**WORK REQUIRED**
The data below must be copied in full and without any change.

Data entries:
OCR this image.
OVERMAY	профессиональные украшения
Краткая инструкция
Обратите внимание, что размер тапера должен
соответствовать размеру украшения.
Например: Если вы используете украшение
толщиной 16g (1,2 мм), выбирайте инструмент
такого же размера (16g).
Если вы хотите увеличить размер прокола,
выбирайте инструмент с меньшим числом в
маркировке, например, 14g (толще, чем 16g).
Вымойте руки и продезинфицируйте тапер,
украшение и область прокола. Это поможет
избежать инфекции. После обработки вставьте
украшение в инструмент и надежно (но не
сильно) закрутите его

**WORKED SOLUTION**
OCR this image.
OVERMAY	профессиональные украшения
Краткая инструкция
Обратите внимание, что размер тапера должен
соответствовать размеру украшения.
Например: Если вы используете украшение
толщиной 16g (1,2 мм), выбирайте инструмент
такого же размера (16g).
Если вы хотите увеличить размер прокола,
выбирайте инструмент с меньшим числом в
маркировке, например, 14g (толще, чем 16g).
Вымойте руки и продезинфицируйте тапер,
украшение и область прокола. Это поможет
избежать инфекции. После обработки вставьте
украшение в инструмент и надежно (но не
сильно) закрутите его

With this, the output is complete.